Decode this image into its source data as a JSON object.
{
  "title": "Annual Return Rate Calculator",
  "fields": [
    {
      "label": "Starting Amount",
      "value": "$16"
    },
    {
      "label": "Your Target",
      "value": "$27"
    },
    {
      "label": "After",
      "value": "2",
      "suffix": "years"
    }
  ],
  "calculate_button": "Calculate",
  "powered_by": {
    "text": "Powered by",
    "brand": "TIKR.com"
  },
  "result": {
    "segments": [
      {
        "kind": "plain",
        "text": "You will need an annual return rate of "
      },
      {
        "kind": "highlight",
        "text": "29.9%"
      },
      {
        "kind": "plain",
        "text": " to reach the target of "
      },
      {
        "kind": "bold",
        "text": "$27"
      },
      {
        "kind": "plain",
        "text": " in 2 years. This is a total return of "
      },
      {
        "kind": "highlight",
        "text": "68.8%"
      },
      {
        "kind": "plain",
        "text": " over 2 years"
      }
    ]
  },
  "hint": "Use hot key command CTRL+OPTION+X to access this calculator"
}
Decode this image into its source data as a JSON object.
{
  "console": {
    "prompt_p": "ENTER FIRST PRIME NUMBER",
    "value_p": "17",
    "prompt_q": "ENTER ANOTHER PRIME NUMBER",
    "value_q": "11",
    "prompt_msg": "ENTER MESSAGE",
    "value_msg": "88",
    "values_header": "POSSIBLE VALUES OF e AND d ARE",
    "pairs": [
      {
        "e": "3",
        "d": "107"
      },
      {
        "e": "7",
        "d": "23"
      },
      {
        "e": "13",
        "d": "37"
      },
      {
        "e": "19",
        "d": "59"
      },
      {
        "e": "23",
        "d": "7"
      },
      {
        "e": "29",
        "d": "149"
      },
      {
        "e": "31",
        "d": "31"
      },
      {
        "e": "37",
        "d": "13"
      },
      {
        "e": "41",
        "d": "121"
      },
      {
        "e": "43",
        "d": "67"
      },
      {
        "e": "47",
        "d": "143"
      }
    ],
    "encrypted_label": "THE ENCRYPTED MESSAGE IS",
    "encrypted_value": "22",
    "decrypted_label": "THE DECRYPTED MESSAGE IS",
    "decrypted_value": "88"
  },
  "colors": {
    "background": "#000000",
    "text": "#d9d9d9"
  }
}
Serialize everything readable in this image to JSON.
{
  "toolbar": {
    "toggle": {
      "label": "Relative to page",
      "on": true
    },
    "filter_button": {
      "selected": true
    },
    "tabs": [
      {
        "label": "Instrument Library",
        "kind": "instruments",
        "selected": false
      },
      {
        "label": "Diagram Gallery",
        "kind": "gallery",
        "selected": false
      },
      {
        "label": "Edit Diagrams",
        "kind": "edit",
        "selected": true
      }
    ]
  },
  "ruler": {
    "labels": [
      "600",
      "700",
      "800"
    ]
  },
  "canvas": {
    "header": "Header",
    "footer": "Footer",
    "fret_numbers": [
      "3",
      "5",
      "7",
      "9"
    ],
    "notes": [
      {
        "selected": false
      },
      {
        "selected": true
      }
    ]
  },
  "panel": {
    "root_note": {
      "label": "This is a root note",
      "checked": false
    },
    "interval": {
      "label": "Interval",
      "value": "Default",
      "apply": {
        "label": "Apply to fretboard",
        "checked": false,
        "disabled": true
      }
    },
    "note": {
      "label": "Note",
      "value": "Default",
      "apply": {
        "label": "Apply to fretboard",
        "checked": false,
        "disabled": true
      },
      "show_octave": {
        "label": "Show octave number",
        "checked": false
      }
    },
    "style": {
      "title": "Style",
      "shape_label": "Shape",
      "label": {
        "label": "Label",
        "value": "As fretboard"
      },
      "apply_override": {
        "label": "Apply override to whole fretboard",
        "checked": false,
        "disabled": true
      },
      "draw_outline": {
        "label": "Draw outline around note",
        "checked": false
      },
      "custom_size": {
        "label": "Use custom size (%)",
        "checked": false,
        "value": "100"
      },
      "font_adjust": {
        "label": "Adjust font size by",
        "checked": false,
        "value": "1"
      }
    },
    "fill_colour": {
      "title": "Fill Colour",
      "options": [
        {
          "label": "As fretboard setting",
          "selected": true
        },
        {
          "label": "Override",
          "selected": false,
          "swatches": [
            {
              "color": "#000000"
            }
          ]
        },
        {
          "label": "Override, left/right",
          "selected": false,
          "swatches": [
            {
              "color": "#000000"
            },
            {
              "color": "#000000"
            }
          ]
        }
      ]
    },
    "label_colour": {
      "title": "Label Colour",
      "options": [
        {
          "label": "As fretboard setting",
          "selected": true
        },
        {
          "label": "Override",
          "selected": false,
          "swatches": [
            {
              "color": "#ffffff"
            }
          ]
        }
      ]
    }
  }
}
□ □ □ □ □
• Stated task: Retype all the records, matching them exactly.

• Response below:
Decode this image into its source data as a JSON object.
{
  "title": "Annual Return Rate Calculator",
  "fields": [
    {
      "label": "Starting Amount",
      "value": "$16"
    },
    {
      "label": "Your Target",
      "value": "$27"
    },
    {
      "label": "After",
      "value": "2",
      "suffix": "years"
    }
  ],
  "calculate_button": "Calculate",
  "powered_by": {
    "text": "Powered by",
    "brand": "TIKR.com"
  },
  "result": {
    "segments": [
      {
        "kind": "plain",
        "text": "You will need an annual return rate of "
      },
      {
        "kind": "highlight",
        "text": "29.9%"
      },
      {
        "kind": "plain",
        "text": " to reach the target of "
      },
      {
        "kind": "bold",
        "text": "$27"
      },
      {
        "kind": "plain",
        "text": " in 2 years. This is a total return of "
      },
      {
        "kind": "highlight",
        "text": "68.8%"
      },
      {
        "kind": "plain",
        "text": " over 2 years"
      }
    ]
  },
  "hint": "Use hot key command CTRL+OPTION+X to access this calculator"
}
Decode this image into its source data as a JSON object.
{
  "console": {
    "prompt_p": "ENTER FIRST PRIME NUMBER",
    "value_p": "17",
    "prompt_q": "ENTER ANOTHER PRIME NUMBER",
    "value_q": "11",
    "prompt_msg": "ENTER MESSAGE",
    "value_msg": "88",
    "values_header": "POSSIBLE VALUES OF e AND d ARE",
    "pairs": [
      {
        "e": "3",
        "d": "107"
      },
      {
        "e": "7",
        "d": "23"
      },
      {
        "e": "13",
        "d": "37"
      },
      {
        "e": "19",
        "d": "59"
      },
      {
        "e": "23",
        "d": "7"
      },
      {
        "e": "29",
        "d": "149"
      },
      {
        "e": "31",
        "d": "31"
      },
      {
        "e": "37",
        "d": "13"
      },
      {
        "e": "41",
        "d": "121"
      },
      {
        "e": "43",
        "d": "67"
      },
      {
        "e": "47",
        "d": "143"
      }
    ],
    "encrypted_label": "THE ENCRYPTED MESSAGE IS",
    "encrypted_value": "22",
    "decrypted_label": "THE DECRYPTED MESSAGE IS",
    "decrypted_value": "88"
  },
  "colors": {
    "background": "#000000",
    "text": "#d9d9d9"
  }
}
Serialize everything readable in this image to JSON.
{
  "toolbar": {
    "toggle": {
      "label": "Relative to page",
      "on": true
    },
    "filter_button": {
      "selected": true
    },
    "tabs": [
      {
        "label": "Instrument Library",
        "kind": "instruments",
        "selected": false
      },
      {
        "label": "Diagram Gallery",
        "kind": "gallery",
        "selected": false
      },
      {
        "label": "Edit Diagrams",
        "kind": "edit",
        "selected": true
      }
    ]
  },
  "ruler": {
    "labels": [
      "600",
      "700",
      "800"
    ]
  },
  "canvas": {
    "header": "Header",
    "footer": "Footer",
    "fret_numbers": [
      "3",
      "5",
      "7",
      "9"
    ],
    "notes": [
      {
        "selected": false
      },
      {
        "selected": true
      }
    ]
  },
  "panel": {
    "root_note": {
      "label": "This is a root note",
      "checked": false
    },
    "interval": {
      "label": "Interval",
      "value": "Default",
      "apply": {
        "label": "Apply to fretboard",
        "checked": false,
        "disabled": true
      }
    },
    "note": {
      "label": "Note",
      "value": "Default",
      "apply": {
        "label": "Apply to fretboard",
        "checked": false,
        "disabled": true
      },
      "show_octave": {
        "label": "Show octave number",
        "checked": false
      }
    },
    "style": {
      "title": "Style",
      "shape_label": "Shape",
      "label": {
        "label": "Label",
        "value": "As fretboard"
      },
      "apply_override": {
        "label": "Apply override to whole fretboard",
        "checked": false,
        "disabled": true
      },
      "draw_outline": {
        "label": "Draw outline around note",
        "checked": false
      },
      "custom_size": {
        "label": "Use custom size (%)",
        "checked": false,
        "value": "100"
      },
      "font_adjust": {
        "label": "Adjust font size by",
        "checked": false,
        "value": "1"
      }
    },
    "fill_colour": {
      "title": "Fill Colour",
      "options": [
        {
          "label": "As fretboard setting",
          "selected": true
        },
        {
          "label": "Override",
          "selected": false,
          "swatches": [
            {
              "color": "#000000"
            }
          ]
        },
        {
          "label": "Override, left/right",
          "selected": false,
          "swatches": [
            {
              "color": "#000000"
            },
            {
              "color": "#000000"
            }
          ]
        }
      ]
    },
    "label_colour": {
      "title": "Label Colour",
      "options": [
        {
          "label": "As fretboard setting",
          "selected": true
        },
        {
          "label": "Override",
          "selected": false,
          "swatches": [
            {
              "color": "#ffffff"
            }
          ]
        }
      ]
    }
  }
}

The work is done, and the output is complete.